• [Stated exercise]:
The records that follow need to be output exactly as they are.

• [Extracted data]:
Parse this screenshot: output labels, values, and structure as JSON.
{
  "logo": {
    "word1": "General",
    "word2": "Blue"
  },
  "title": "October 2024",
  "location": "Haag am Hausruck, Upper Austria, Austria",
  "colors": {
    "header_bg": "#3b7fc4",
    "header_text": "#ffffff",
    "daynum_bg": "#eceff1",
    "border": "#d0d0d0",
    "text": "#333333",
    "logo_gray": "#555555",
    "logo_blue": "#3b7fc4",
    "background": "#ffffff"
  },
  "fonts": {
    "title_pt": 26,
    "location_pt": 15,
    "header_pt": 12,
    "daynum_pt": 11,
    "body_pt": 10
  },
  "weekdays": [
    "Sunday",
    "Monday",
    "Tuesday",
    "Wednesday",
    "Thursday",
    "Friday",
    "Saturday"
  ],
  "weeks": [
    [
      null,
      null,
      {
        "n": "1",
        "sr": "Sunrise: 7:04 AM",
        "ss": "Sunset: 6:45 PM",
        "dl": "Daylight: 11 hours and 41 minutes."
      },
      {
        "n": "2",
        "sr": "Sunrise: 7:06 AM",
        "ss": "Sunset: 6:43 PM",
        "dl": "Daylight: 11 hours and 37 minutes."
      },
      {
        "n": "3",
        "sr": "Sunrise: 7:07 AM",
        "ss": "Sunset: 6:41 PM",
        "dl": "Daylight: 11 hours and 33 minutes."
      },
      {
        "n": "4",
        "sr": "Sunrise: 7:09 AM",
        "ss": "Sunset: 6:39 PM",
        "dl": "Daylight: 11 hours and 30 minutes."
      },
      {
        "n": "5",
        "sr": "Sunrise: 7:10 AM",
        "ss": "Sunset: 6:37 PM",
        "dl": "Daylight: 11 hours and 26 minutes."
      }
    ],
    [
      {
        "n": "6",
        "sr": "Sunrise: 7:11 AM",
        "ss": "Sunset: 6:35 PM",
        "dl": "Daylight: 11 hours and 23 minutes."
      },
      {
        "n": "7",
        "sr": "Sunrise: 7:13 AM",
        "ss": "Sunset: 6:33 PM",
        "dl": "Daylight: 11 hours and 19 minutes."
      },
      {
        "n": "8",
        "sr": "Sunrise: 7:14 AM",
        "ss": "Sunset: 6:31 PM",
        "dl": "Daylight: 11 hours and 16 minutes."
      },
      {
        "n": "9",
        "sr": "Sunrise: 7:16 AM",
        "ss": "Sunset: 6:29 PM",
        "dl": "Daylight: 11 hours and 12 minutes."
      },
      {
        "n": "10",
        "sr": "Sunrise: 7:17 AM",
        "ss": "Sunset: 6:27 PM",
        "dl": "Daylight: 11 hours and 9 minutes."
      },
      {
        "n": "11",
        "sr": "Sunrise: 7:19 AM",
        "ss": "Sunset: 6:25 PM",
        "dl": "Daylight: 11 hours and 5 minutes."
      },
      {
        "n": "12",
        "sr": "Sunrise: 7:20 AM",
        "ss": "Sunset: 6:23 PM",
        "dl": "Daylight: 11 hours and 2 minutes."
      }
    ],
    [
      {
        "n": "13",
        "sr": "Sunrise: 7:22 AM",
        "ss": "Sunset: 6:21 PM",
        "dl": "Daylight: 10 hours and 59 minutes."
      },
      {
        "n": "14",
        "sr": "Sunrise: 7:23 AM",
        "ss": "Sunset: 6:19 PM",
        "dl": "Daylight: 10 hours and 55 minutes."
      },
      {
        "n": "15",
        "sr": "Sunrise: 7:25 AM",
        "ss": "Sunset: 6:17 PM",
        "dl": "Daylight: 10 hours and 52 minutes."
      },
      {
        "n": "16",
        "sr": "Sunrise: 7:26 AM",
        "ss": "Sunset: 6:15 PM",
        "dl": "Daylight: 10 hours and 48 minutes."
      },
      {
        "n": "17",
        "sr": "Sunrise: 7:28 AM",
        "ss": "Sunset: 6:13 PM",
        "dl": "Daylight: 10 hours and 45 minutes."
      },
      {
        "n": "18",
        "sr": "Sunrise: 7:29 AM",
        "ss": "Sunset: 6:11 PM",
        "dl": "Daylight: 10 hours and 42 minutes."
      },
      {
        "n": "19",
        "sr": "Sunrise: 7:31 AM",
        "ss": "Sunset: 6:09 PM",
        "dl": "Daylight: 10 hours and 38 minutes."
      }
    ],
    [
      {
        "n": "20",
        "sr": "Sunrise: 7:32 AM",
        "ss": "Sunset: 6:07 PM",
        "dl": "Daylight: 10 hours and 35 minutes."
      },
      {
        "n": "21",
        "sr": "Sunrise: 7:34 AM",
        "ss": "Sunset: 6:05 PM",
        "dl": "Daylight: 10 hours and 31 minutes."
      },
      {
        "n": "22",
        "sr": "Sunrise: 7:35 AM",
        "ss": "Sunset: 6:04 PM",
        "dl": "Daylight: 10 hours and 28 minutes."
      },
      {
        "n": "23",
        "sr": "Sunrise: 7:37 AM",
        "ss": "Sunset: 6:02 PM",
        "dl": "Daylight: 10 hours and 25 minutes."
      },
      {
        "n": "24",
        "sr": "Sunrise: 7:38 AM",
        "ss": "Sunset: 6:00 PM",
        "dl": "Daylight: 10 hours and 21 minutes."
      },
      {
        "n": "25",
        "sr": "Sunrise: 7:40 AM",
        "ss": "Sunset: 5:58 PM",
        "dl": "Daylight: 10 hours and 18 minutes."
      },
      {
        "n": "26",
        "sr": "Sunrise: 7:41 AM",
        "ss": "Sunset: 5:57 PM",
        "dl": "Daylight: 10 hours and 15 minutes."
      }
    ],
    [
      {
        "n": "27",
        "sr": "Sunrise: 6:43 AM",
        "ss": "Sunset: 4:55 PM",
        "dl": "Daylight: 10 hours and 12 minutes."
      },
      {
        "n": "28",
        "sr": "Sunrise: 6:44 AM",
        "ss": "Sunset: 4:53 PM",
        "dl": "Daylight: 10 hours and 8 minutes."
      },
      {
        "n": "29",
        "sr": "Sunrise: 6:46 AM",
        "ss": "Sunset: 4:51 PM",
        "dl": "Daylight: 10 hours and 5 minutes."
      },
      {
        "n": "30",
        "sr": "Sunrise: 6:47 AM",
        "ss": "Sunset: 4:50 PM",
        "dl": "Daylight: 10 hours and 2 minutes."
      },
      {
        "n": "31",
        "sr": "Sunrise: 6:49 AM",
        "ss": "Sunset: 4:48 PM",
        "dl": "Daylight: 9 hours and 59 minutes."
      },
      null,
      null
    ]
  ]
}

• [Answer]:
Parse this screenshot: output labels, values, and structure as JSON.
{
  "logo": {
    "word1": "General",
    "word2": "Blue"
  },
  "title": "October 2024",
  "location": "Haag am Hausruck, Upper Austria, Austria",
  "colors": {
    "header_bg": "#3b7fc4",
    "header_text": "#ffffff",
    "daynum_bg": "#eceff1",
    "border": "#d0d0d0",
    "text": "#333333",
    "logo_gray": "#555555",
    "logo_blue": "#3b7fc4",
    "background": "#ffffff"
  },
  "fonts": {
    "title_pt": 26,
    "location_pt": 15,
    "header_pt": 12,
    "daynum_pt": 11,
    "body_pt": 10
  },
  "weekdays": [
    "Sunday",
    "Monday",
    "Tuesday",
    "Wednesday",
    "Thursday",
    "Friday",
    "Saturday"
  ],
  "weeks": [
    [
      null,
      null,
      {
        "n": "1",
        "sr": "Sunrise: 7:04 AM",
        "ss": "Sunset: 6:45 PM",
        "dl": "Daylight: 11 hours and 41 minutes."
      },
      {
        "n": "2",
        "sr": "Sunrise: 7:06 AM",
        "ss": "Sunset: 6:43 PM",
        "dl": "Daylight: 11 hours and 37 minutes."
      },
      {
        "n": "3",
        "sr": "Sunrise: 7:07 AM",
        "ss": "Sunset: 6:41 PM",
        "dl": "Daylight: 11 hours and 33 minutes."
      },
      {
        "n": "4",
        "sr": "Sunrise: 7:09 AM",
        "ss": "Sunset: 6:39 PM",
        "dl": "Daylight: 11 hours and 30 minutes."
      },
      {
        "n": "5",
        "sr": "Sunrise: 7:10 AM",
        "ss": "Sunset: 6:37 PM",
        "dl": "Daylight: 11 hours and 26 minutes."
      }
    ],
    [
      {
        "n": "6",
        "sr": "Sunrise: 7:11 AM",
        "ss": "Sunset: 6:35 PM",
        "dl": "Daylight: 11 hours and 23 minutes."
      },
      {
        "n": "7",
        "sr": "Sunrise: 7:13 AM",
        "ss": "Sunset: 6:33 PM",
        "dl": "Daylight: 11 hours and 19 minutes."
      },
      {
        "n": "8",
        "sr": "Sunrise: 7:14 AM",
        "ss": "Sunset: 6:31 PM",
        "dl": "Daylight: 11 hours and 16 minutes."
      },
      {
        "n": "9",
        "sr": "Sunrise: 7:16 AM",
        "ss": "Sunset: 6:29 PM",
        "dl": "Daylight: 11 hours and 12 minutes."
      },
      {
        "n": "10",
        "sr": "Sunrise: 7:17 AM",
        "ss": "Sunset: 6:27 PM",
        "dl": "Daylight: 11 hours and 9 minutes."
      },
      {
        "n": "11",
        "sr": "Sunrise: 7:19 AM",
        "ss": "Sunset: 6:25 PM",
        "dl": "Daylight: 11 hours and 5 minutes."
      },
      {
        "n": "12",
        "sr": "Sunrise: 7:20 AM",
        "ss": "Sunset: 6:23 PM",
        "dl": "Daylight: 11 hours and 2 minutes."
      }
    ],
    [
      {
        "n": "13",
        "sr": "Sunrise: 7:22 AM",
        "ss": "Sunset: 6:21 PM",
        "dl": "Daylight: 10 hours and 59 minutes."
      },
      {
        "n": "14",
        "sr": "Sunrise: 7:23 AM",
        "ss": "Sunset: 6:19 PM",
        "dl": "Daylight: 10 hours and 55 minutes."
      },
      {
        "n": "15",
        "sr": "Sunrise: 7:25 AM",
        "ss": "Sunset: 6:17 PM",
        "dl": "Daylight: 10 hours and 52 minutes."
      },
      {
        "n": "16",
        "sr": "Sunrise: 7:26 AM",
        "ss": "Sunset: 6:15 PM",
        "dl": "Daylight: 10 hours and 48 minutes."
      },
      {
        "n": "17",
        "sr": "Sunrise: 7:28 AM",
        "ss": "Sunset: 6:13 PM",
        "dl": "Daylight: 10 hours and 45 minutes."
      },
      {
        "n": "18",
        "sr": "Sunrise: 7:29 AM",
        "ss": "Sunset: 6:11 PM",
        "dl": "Daylight: 10 hours and 42 minutes."
      },
      {
        "n": "19",
        "sr": "Sunrise: 7:31 AM",
        "ss": "Sunset: 6:09 PM",
        "dl": "Daylight: 10 hours and 38 minutes."
      }
    ],
    [
      {
        "n": "20",
        "sr": "Sunrise: 7:32 AM",
        "ss": "Sunset: 6:07 PM",
        "dl": "Daylight: 10 hours and 35 minutes."
      },
      {
        "n": "21",
        "sr": "Sunrise: 7:34 AM",
        "ss": "Sunset: 6:05 PM",
        "dl": "Daylight: 10 hours and 31 minutes."
      },
      {
        "n": "22",
        "sr": "Sunrise: 7:35 AM",
        "ss": "Sunset: 6:04 PM",
        "dl": "Daylight: 10 hours and 28 minutes."
      },
      {
        "n": "23",
        "sr": "Sunrise: 7:37 AM",
        "ss": "Sunset: 6:02 PM",
        "dl": "Daylight: 10 hours and 25 minutes."
      },
      {
        "n": "24",
        "sr": "Sunrise: 7:38 AM",
        "ss": "Sunset: 6:00 PM",
        "dl": "Daylight: 10 hours and 21 minutes."
      },
      {
        "n": "25",
        "sr": "Sunrise: 7:40 AM",
        "ss": "Sunset: 5:58 PM",
        "dl": "Daylight: 10 hours and 18 minutes."
      },
      {
        "n": "26",
        "sr": "Sunrise: 7:41 AM",
        "ss": "Sunset: 5:57 PM",
        "dl": "Daylight: 10 hours and 15 minutes."
      }
    ],
    [
      {
        "n": "27",
        "sr": "Sunrise: 6:43 AM",
        "ss": "Sunset: 4:55 PM",
        "dl": "Daylight: 10 hours and 12 minutes."
      },
      {
        "n": "28",
        "sr": "Sunrise: 6:44 AM",
        "ss": "Sunset: 4:53 PM",
        "dl": "Daylight: 10 hours and 8 minutes."
      },
      {
        "n": "29",
        "sr": "Sunrise: 6:46 AM",
        "ss": "Sunset: 4:51 PM",
        "dl": "Daylight: 10 hours and 5 minutes."
      },
      {
        "n": "30",
        "sr": "Sunrise: 6:47 AM",
        "ss": "Sunset: 4:50 PM",
        "dl": "Daylight: 10 hours and 2 minutes."
      },
      {
        "n": "31",
        "sr": "Sunrise: 6:49 AM",
        "ss": "Sunset: 4:48 PM",
        "dl": "Daylight: 9 hours and 59 minutes."
      },
      null,
      null
    ]
  ]
}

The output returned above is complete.